### Exercício:
Reproduza o trecho da entrevista com Ed Motta que começa em "Ed Motta é uma" e termina em "ninguém poderia supor.", substituindo "lanchonetes" por "padarias".

### Texto para leitura:

====

Entrevista com Ed Motta em 2008

 

 

Achei em meus arquivos uma entrevista feita com Ed Motta por conta do lançamento de seu álbum “Chapter 9”, que saiu em 2009, pela gravadora Trama. A conversa aconteceu por telefone e, não lembro por que motivo, nunca foi publicada pela Rolling Stone Brasil, veículo com o qual eu colaborava na época. Foi a primeira conversa que tive com Ed, que foi exemplar e muito gente boa. A segunda, também pela Rolling Stone, foi em 2013, quando ele lançava o álbum “AOR”.

 

Ed Motta é uma excelente praça. A imagem de artista complicado se desfaz no primeiro momento e a entrevista rola solta. O assunto é seu nono disco de carreira, Chapter 9, e suas influências. O papo atravessa os limites musicais e conversamos sobre lanchonetes do passado de Copacabana (Ed nasceu na Tijuca, um bairro muito parecido com Copa), lojas de brinquedos e as perspectivas do mundo sob o ponto de vista musical. Conhecedor profundo de música – principalmente de rock – Ed fala de suas experiências e de como fez um disco de blues rock, algo que ninguém poderia supor.

 

 

Chapter 9 é o seu disco mais próximo do idioma rock?

====

[Entradas]
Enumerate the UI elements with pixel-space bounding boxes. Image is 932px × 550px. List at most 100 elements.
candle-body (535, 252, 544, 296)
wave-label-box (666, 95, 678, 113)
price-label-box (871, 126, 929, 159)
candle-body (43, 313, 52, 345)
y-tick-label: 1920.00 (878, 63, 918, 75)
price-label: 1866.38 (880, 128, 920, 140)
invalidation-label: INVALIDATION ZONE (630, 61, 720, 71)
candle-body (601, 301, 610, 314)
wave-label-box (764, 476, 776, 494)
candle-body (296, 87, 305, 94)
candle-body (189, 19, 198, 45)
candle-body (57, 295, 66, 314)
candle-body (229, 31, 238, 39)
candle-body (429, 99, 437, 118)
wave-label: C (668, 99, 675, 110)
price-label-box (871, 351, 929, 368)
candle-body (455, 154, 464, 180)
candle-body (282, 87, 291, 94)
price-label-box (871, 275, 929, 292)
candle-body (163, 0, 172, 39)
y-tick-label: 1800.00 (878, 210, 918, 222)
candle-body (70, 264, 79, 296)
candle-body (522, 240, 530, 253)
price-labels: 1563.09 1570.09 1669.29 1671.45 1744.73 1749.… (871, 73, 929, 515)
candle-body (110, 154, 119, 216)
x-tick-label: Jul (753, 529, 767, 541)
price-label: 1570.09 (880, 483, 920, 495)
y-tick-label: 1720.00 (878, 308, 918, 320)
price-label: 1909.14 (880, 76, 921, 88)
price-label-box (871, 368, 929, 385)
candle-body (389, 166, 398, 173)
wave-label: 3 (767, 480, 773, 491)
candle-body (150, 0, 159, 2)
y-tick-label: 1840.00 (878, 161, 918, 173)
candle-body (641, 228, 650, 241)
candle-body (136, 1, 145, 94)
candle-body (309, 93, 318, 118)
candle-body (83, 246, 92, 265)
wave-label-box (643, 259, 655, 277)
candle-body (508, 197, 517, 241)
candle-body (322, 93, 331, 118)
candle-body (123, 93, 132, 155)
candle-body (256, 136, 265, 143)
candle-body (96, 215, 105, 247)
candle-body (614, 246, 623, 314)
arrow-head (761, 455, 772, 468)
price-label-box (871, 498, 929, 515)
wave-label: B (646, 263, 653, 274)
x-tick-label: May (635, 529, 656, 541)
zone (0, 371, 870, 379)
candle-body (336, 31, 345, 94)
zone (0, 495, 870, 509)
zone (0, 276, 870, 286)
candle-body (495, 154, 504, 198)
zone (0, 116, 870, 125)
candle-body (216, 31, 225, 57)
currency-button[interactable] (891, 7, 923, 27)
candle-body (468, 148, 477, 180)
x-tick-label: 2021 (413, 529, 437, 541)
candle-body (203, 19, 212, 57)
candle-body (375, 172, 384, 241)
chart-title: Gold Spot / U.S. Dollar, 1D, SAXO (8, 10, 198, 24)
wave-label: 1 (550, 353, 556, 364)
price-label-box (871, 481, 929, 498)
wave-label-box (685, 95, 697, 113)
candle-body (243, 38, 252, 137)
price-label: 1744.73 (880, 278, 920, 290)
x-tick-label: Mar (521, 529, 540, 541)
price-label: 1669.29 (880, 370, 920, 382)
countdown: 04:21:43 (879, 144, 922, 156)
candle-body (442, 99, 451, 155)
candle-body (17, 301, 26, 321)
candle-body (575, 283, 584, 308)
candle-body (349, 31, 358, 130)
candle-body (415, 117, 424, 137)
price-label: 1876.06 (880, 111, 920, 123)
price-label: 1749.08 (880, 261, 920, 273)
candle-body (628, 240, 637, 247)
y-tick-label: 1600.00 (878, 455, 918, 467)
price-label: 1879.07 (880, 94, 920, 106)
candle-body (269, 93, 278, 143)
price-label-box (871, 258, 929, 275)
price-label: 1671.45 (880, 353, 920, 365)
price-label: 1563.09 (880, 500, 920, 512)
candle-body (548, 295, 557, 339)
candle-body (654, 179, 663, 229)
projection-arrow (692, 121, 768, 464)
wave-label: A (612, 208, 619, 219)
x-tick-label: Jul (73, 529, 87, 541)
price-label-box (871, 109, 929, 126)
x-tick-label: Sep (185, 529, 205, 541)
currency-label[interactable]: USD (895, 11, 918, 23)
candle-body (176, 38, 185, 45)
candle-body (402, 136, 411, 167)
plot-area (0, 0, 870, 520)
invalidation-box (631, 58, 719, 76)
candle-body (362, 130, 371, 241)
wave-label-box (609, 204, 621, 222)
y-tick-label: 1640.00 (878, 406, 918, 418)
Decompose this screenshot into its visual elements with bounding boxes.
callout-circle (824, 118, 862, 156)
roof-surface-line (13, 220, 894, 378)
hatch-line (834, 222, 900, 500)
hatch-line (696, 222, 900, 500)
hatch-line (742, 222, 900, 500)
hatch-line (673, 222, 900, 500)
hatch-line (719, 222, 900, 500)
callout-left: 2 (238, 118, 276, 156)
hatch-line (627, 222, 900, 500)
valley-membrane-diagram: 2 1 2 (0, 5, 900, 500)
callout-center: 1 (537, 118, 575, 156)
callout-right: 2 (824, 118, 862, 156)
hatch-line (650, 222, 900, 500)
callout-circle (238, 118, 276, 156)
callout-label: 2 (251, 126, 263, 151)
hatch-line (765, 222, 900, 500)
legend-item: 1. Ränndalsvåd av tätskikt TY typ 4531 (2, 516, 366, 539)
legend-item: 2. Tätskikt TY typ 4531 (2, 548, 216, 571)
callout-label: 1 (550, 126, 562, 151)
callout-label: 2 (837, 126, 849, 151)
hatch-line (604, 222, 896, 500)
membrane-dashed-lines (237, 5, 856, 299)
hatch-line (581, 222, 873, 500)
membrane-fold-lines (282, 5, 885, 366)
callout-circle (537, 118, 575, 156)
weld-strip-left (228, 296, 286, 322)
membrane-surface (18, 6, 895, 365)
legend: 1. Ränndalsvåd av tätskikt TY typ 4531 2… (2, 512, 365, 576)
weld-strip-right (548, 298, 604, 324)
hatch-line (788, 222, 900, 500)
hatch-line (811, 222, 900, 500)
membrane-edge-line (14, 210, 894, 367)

====

### Resposta completa:
Ed Motta é uma excelente praça. A imagem de artista complicado se desfaz no primeiro momento e a entrevista rola solta. O assunto é seu nono disco de carreira, Chapter 9, e suas influências. O papo atravessa os limites musicais e conversamos sobre padarias do passado de Copacabana (Ed nasceu na Tijuca, um bairro muito parecido com Copa), lojas de brinquedos e as perspectivas do mundo sob o ponto de vista musical. Conhecedor profundo de música – principalmente de rock – Ed fala de suas experiências e de como fez um disco de blues rock, algo que ninguém poderia supor.